■ **Objective**:
Word for word, give the material below again, minus any images.

■ **Record list**:
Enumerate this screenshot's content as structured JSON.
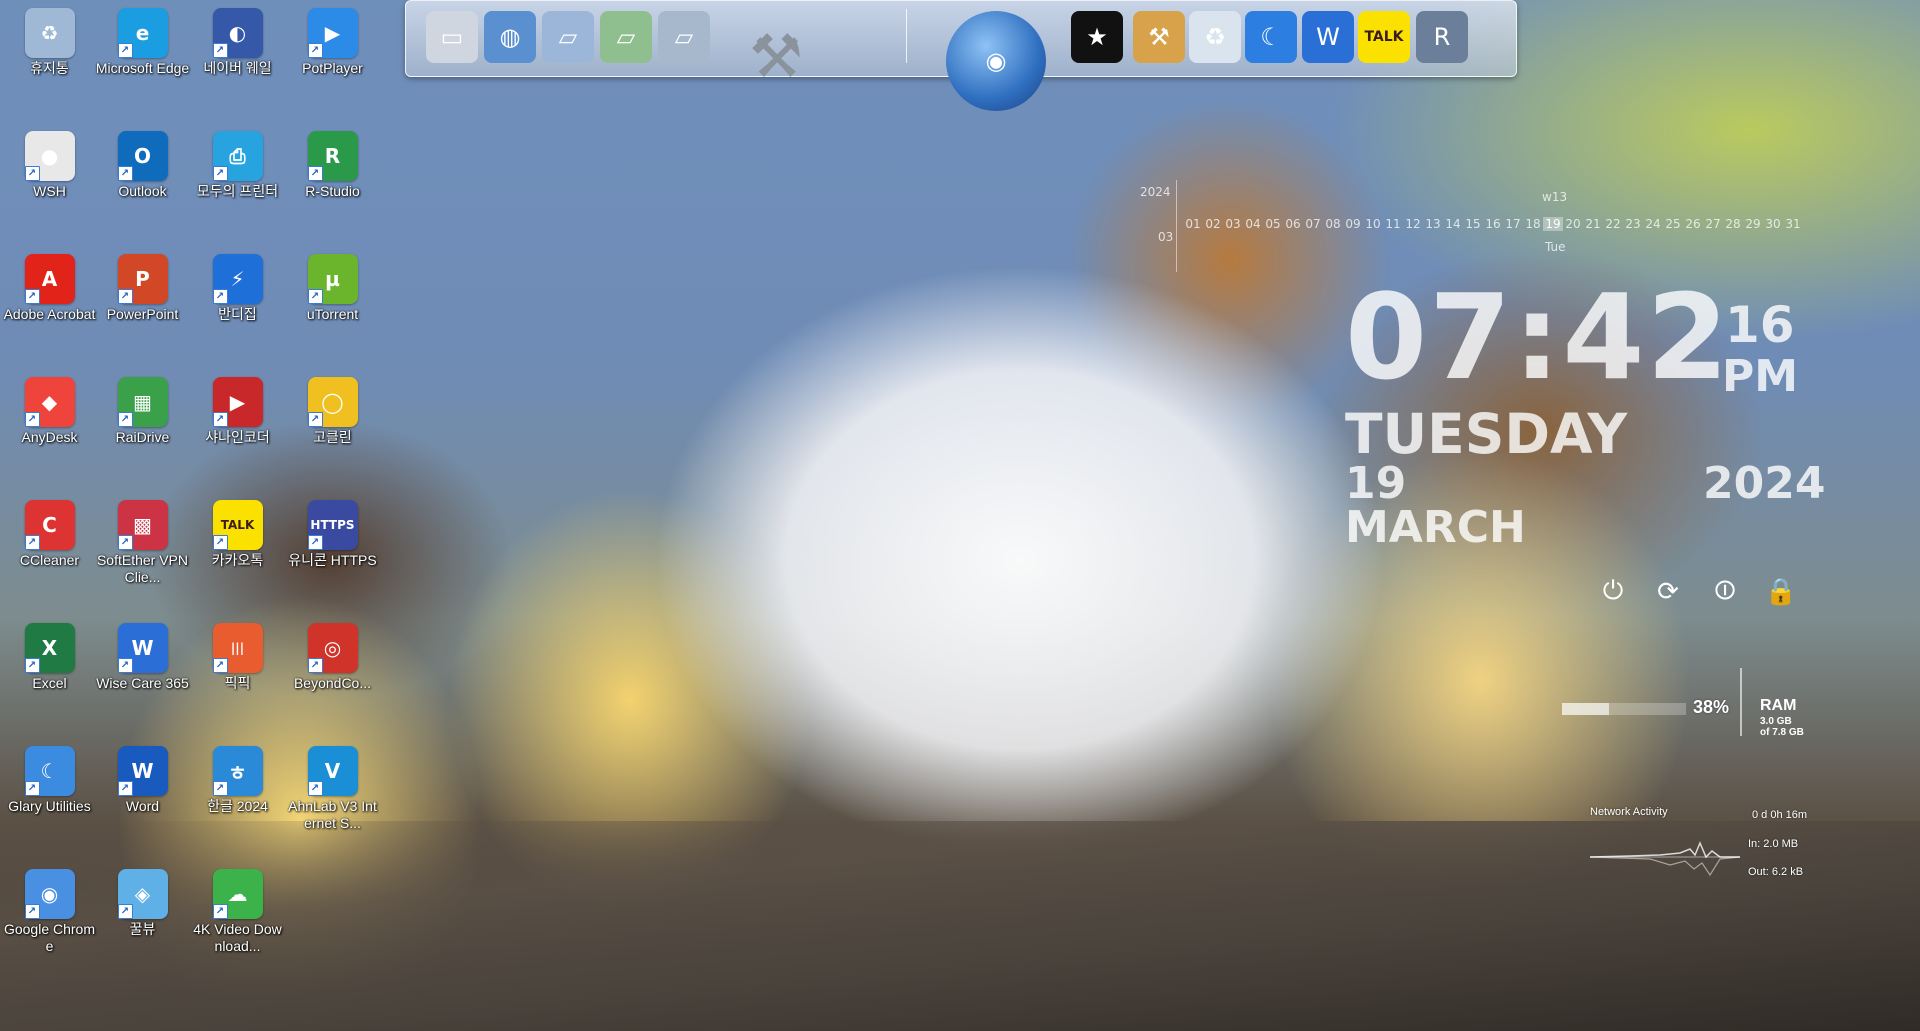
{
  "desktop": {
    "icons": [
      {
        "label": "휴지통",
        "icon": "recycle-bin-icon",
        "color": "#9fb8d6",
        "glyph": "♻"
      },
      {
        "label": "WSH",
        "icon": "wsh-icon",
        "color": "#e8e8e8",
        "glyph": "●"
      },
      {
        "label": "Adobe Acrobat",
        "icon": "adobe-acrobat-icon",
        "color": "#e2231a",
        "glyph": "A"
      },
      {
        "label": "AnyDesk",
        "icon": "anydesk-icon",
        "color": "#ef443b",
        "glyph": "◆"
      },
      {
        "label": "CCleaner",
        "icon": "ccleaner-icon",
        "color": "#d33",
        "glyph": "C"
      },
      {
        "label": "Excel",
        "icon": "excel-icon",
        "color": "#1f7a43",
        "glyph": "X"
      },
      {
        "label": "Glary Utilities",
        "icon": "glary-utilities-icon",
        "color": "#3b8be0",
        "glyph": "☾"
      },
      {
        "label": "Google Chrome",
        "icon": "chrome-icon",
        "color": "#4a90e2",
        "glyph": "◉"
      },
      {
        "label": "Microsoft Edge",
        "icon": "edge-icon",
        "color": "#1b9de2",
        "glyph": "e"
      },
      {
        "label": "Outlook",
        "icon": "outlook-icon",
        "color": "#0f6cbd",
        "glyph": "O"
      },
      {
        "label": "PowerPoint",
        "icon": "powerpoint-icon",
        "color": "#d24726",
        "glyph": "P"
      },
      {
        "label": "RaiDrive",
        "icon": "raidrive-icon",
        "color": "#3aa04a",
        "glyph": "▦"
      },
      {
        "label": "SoftEther VPN Clie...",
        "icon": "softether-icon",
        "color": "#cc3344",
        "glyph": "▩"
      },
      {
        "label": "Wise Care 365",
        "icon": "wise-care-icon",
        "color": "#2b6fd6",
        "glyph": "W"
      },
      {
        "label": "Word",
        "icon": "word-icon",
        "color": "#185abd",
        "glyph": "W"
      },
      {
        "label": "꿀뷰",
        "icon": "honeyview-icon",
        "color": "#5fb0e6",
        "glyph": "◈"
      },
      {
        "label": "네이버 웨일",
        "icon": "naver-whale-icon",
        "color": "#3559a8",
        "glyph": "◐"
      },
      {
        "label": "모두의 프린터",
        "icon": "printer-icon",
        "color": "#27a3e0",
        "glyph": "⎙"
      },
      {
        "label": "반디집",
        "icon": "bandizip-icon",
        "color": "#1e6fd8",
        "glyph": "⚡"
      },
      {
        "label": "샤나인코더",
        "icon": "shana-encoder-icon",
        "color": "#c8282a",
        "glyph": "▶"
      },
      {
        "label": "카카오톡",
        "icon": "kakaotalk-icon",
        "color": "#fae100",
        "glyph": "TALK"
      },
      {
        "label": "픽픽",
        "icon": "picpick-icon",
        "color": "#e85c2f",
        "glyph": "|||"
      },
      {
        "label": "한글 2024",
        "icon": "hangul-icon",
        "color": "#2a8ad8",
        "glyph": "ㅎ"
      },
      {
        "label": "4K Video Download...",
        "icon": "4k-video-downloader-icon",
        "color": "#3bb34a",
        "glyph": "☁"
      },
      {
        "label": "PotPlayer",
        "icon": "potplayer-icon",
        "color": "#2b8be6",
        "glyph": "▶"
      },
      {
        "label": "R-Studio",
        "icon": "r-studio-icon",
        "color": "#2a9a4a",
        "glyph": "R"
      },
      {
        "label": "uTorrent",
        "icon": "utorrent-icon",
        "color": "#6bb52d",
        "glyph": "µ"
      },
      {
        "label": "고클린",
        "icon": "goclean-icon",
        "color": "#f0c020",
        "glyph": "◯"
      },
      {
        "label": "유니콘 HTTPS",
        "icon": "unicorn-https-icon",
        "color": "#3a4aa0",
        "glyph": "HTTPS"
      },
      {
        "label": "BeyondCo...",
        "icon": "beyond-compare-icon",
        "color": "#d0332a",
        "glyph": "◎"
      },
      {
        "label": "AhnLab V3 Internet S...",
        "icon": "ahnlab-v3-icon",
        "color": "#1a8fd6",
        "glyph": "V"
      }
    ]
  },
  "dock": {
    "items": [
      {
        "name": "monitor-icon",
        "color": "#cfd6e0",
        "glyph": "▭"
      },
      {
        "name": "network-globe-icon",
        "color": "#5a8fd0",
        "glyph": "◍"
      },
      {
        "name": "folder-icon",
        "color": "#9bb6d8",
        "glyph": "▱"
      },
      {
        "name": "folder-sync-icon",
        "color": "#8fbf8f",
        "glyph": "▱"
      },
      {
        "name": "folder-open-icon",
        "color": "#a8b8cc",
        "glyph": "▱"
      },
      {
        "name": "tools-icon",
        "color": "#9aa3ad",
        "glyph": "⚒"
      },
      {
        "name": "globe-icon",
        "color": "#3f7fd0",
        "glyph": "◉"
      },
      {
        "name": "tshirt-icon",
        "color": "#111111",
        "glyph": "★"
      },
      {
        "name": "hammer-icon",
        "color": "#d8a24a",
        "glyph": "⚒"
      },
      {
        "name": "recycle-bin-icon",
        "color": "#d9e4ee",
        "glyph": "♻"
      },
      {
        "name": "glary-moon-icon",
        "color": "#2c7fe0",
        "glyph": "☾"
      },
      {
        "name": "wise-shield-icon",
        "color": "#2a6fd6",
        "glyph": "W"
      },
      {
        "name": "kakaotalk-icon",
        "color": "#fae100",
        "glyph": "TALK"
      },
      {
        "name": "r-studio-icon",
        "color": "#6b7f9a",
        "glyph": "R"
      }
    ]
  },
  "calendar": {
    "year": "2024",
    "month": "03",
    "week": "w13",
    "weekday": "Tue",
    "today": "19",
    "days": [
      "01",
      "02",
      "03",
      "04",
      "05",
      "06",
      "07",
      "08",
      "09",
      "10",
      "11",
      "12",
      "13",
      "14",
      "15",
      "16",
      "17",
      "18",
      "19",
      "20",
      "21",
      "22",
      "23",
      "24",
      "25",
      "26",
      "27",
      "28",
      "29",
      "30",
      "31"
    ]
  },
  "clock": {
    "time": "07:42",
    "seconds": "16",
    "ampm": "PM",
    "day": "TUESDAY",
    "date": "19 MARCH",
    "year": "2024"
  },
  "power": {
    "items": [
      {
        "name": "shutdown-icon",
        "glyph": "⏻"
      },
      {
        "name": "restart-icon",
        "glyph": "⟳"
      },
      {
        "name": "logoff-icon",
        "glyph": "⏼"
      },
      {
        "name": "lock-icon",
        "glyph": "🔒"
      }
    ]
  },
  "ram": {
    "percent_text": "38%",
    "percent": 0.38,
    "title": "RAM",
    "used": "3.0 GB",
    "total": "of 7.8 GB"
  },
  "network": {
    "title": "Network Activity",
    "uptime": "0 d 0h 16m",
    "in": "In: 2.0 MB",
    "out": "Out: 6.2 kB"
  }
}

■ **Solution to the problem**:
Enumerate this screenshot's content as structured JSON.
{
  "desktop": {
    "icons": [
      {
        "label": "휴지통",
        "icon": "recycle-bin-icon",
        "color": "#9fb8d6",
        "glyph": "♻"
      },
      {
        "label": "WSH",
        "icon": "wsh-icon",
        "color": "#e8e8e8",
        "glyph": "●"
      },
      {
        "label": "Adobe Acrobat",
        "icon": "adobe-acrobat-icon",
        "color": "#e2231a",
        "glyph": "A"
      },
      {
        "label": "AnyDesk",
        "icon": "anydesk-icon",
        "color": "#ef443b",
        "glyph": "◆"
      },
      {
        "label": "CCleaner",
        "icon": "ccleaner-icon",
        "color": "#d33",
        "glyph": "C"
      },
      {
        "label": "Excel",
        "icon": "excel-icon",
        "color": "#1f7a43",
        "glyph": "X"
      },
      {
        "label": "Glary Utilities",
        "icon": "glary-utilities-icon",
        "color": "#3b8be0",
        "glyph": "☾"
      },
      {
        "label": "Google Chrome",
        "icon": "chrome-icon",
        "color": "#4a90e2",
        "glyph": "◉"
      },
      {
        "label": "Microsoft Edge",
        "icon": "edge-icon",
        "color": "#1b9de2",
        "glyph": "e"
      },
      {
        "label": "Outlook",
        "icon": "outlook-icon",
        "color": "#0f6cbd",
        "glyph": "O"
      },
      {
        "label": "PowerPoint",
        "icon": "powerpoint-icon",
        "color": "#d24726",
        "glyph": "P"
      },
      {
        "label": "RaiDrive",
        "icon": "raidrive-icon",
        "color": "#3aa04a",
        "glyph": "▦"
      },
      {
        "label": "SoftEther VPN Clie...",
        "icon": "softether-icon",
        "color": "#cc3344",
        "glyph": "▩"
      },
      {
        "label": "Wise Care 365",
        "icon": "wise-care-icon",
        "color": "#2b6fd6",
        "glyph": "W"
      },
      {
        "label": "Word",
        "icon": "word-icon",
        "color": "#185abd",
        "glyph": "W"
      },
      {
        "label": "꿀뷰",
        "icon": "honeyview-icon",
        "color": "#5fb0e6",
        "glyph": "◈"
      },
      {
        "label": "네이버 웨일",
        "icon": "naver-whale-icon",
        "color": "#3559a8",
        "glyph": "◐"
      },
      {
        "label": "모두의 프린터",
        "icon": "printer-icon",
        "color": "#27a3e0",
        "glyph": "⎙"
      },
      {
        "label": "반디집",
        "icon": "bandizip-icon",
        "color": "#1e6fd8",
        "glyph": "⚡"
      },
      {
        "label": "샤나인코더",
        "icon": "shana-encoder-icon",
        "color": "#c8282a",
        "glyph": "▶"
      },
      {
        "label": "카카오톡",
        "icon": "kakaotalk-icon",
        "color": "#fae100",
        "glyph": "TALK"
      },
      {
        "label": "픽픽",
        "icon": "picpick-icon",
        "color": "#e85c2f",
        "glyph": "|||"
      },
      {
        "label": "한글 2024",
        "icon": "hangul-icon",
        "color": "#2a8ad8",
        "glyph": "ㅎ"
      },
      {
        "label": "4K Video Download...",
        "icon": "4k-video-downloader-icon",
        "color": "#3bb34a",
        "glyph": "☁"
      },
      {
        "label": "PotPlayer",
        "icon": "potplayer-icon",
        "color": "#2b8be6",
        "glyph": "▶"
      },
      {
        "label": "R-Studio",
        "icon": "r-studio-icon",
        "color": "#2a9a4a",
        "glyph": "R"
      },
      {
        "label": "uTorrent",
        "icon": "utorrent-icon",
        "color": "#6bb52d",
        "glyph": "µ"
      },
      {
        "label": "고클린",
        "icon": "goclean-icon",
        "color": "#f0c020",
        "glyph": "◯"
      },
      {
        "label": "유니콘 HTTPS",
        "icon": "unicorn-https-icon",
        "color": "#3a4aa0",
        "glyph": "HTTPS"
      },
      {
        "label": "BeyondCo...",
        "icon": "beyond-compare-icon",
        "color": "#d0332a",
        "glyph": "◎"
      },
      {
        "label": "AhnLab V3 Internet S...",
        "icon": "ahnlab-v3-icon",
        "color": "#1a8fd6",
        "glyph": "V"
      }
    ]
  },
  "dock": {
    "items": [
      {
        "name": "monitor-icon",
        "color": "#cfd6e0",
        "glyph": "▭"
      },
      {
        "name": "network-globe-icon",
        "color": "#5a8fd0",
        "glyph": "◍"
      },
      {
        "name": "folder-icon",
        "color": "#9bb6d8",
        "glyph": "▱"
      },
      {
        "name": "folder-sync-icon",
        "color": "#8fbf8f",
        "glyph": "▱"
      },
      {
        "name": "folder-open-icon",
        "color": "#a8b8cc",
        "glyph": "▱"
      },
      {
        "name": "tools-icon",
        "color": "#9aa3ad",
        "glyph": "⚒"
      },
      {
        "name": "globe-icon",
        "color": "#3f7fd0",
        "glyph": "◉"
      },
      {
        "name": "tshirt-icon",
        "color": "#111111",
        "glyph": "★"
      },
      {
        "name": "hammer-icon",
        "color": "#d8a24a",
        "glyph": "⚒"
      },
      {
        "name": "recycle-bin-icon",
        "color": "#d9e4ee",
        "glyph": "♻"
      },
      {
        "name": "glary-moon-icon",
        "color": "#2c7fe0",
        "glyph": "☾"
      },
      {
        "name": "wise-shield-icon",
        "color": "#2a6fd6",
        "glyph": "W"
      },
      {
        "name": "kakaotalk-icon",
        "color": "#fae100",
        "glyph": "TALK"
      },
      {
        "name": "r-studio-icon",
        "color": "#6b7f9a",
        "glyph": "R"
      }
    ]
  },
  "calendar": {
    "year": "2024",
    "month": "03",
    "week": "w13",
    "weekday": "Tue",
    "today": "19",
    "days": [
      "01",
      "02",
      "03",
      "04",
      "05",
      "06",
      "07",
      "08",
      "09",
      "10",
      "11",
      "12",
      "13",
      "14",
      "15",
      "16",
      "17",
      "18",
      "19",
      "20",
      "21",
      "22",
      "23",
      "24",
      "25",
      "26",
      "27",
      "28",
      "29",
      "30",
      "31"
    ]
  },
  "clock": {
    "time": "07:42",
    "seconds": "16",
    "ampm": "PM",
    "day": "TUESDAY",
    "date": "19 MARCH",
    "year": "2024"
  },
  "power": {
    "items": [
      {
        "name": "shutdown-icon",
        "glyph": "⏻"
      },
      {
        "name": "restart-icon",
        "glyph": "⟳"
      },
      {
        "name": "logoff-icon",
        "glyph": "⏼"
      },
      {
        "name": "lock-icon",
        "glyph": "🔒"
      }
    ]
  },
  "ram": {
    "percent_text": "38%",
    "percent": 0.38,
    "title": "RAM",
    "used": "3.0 GB",
    "total": "of 7.8 GB"
  },
  "network": {
    "title": "Network Activity",
    "uptime": "0 d 0h 16m",
    "in": "In: 2.0 MB",
    "out": "Out: 6.2 kB"
  }
}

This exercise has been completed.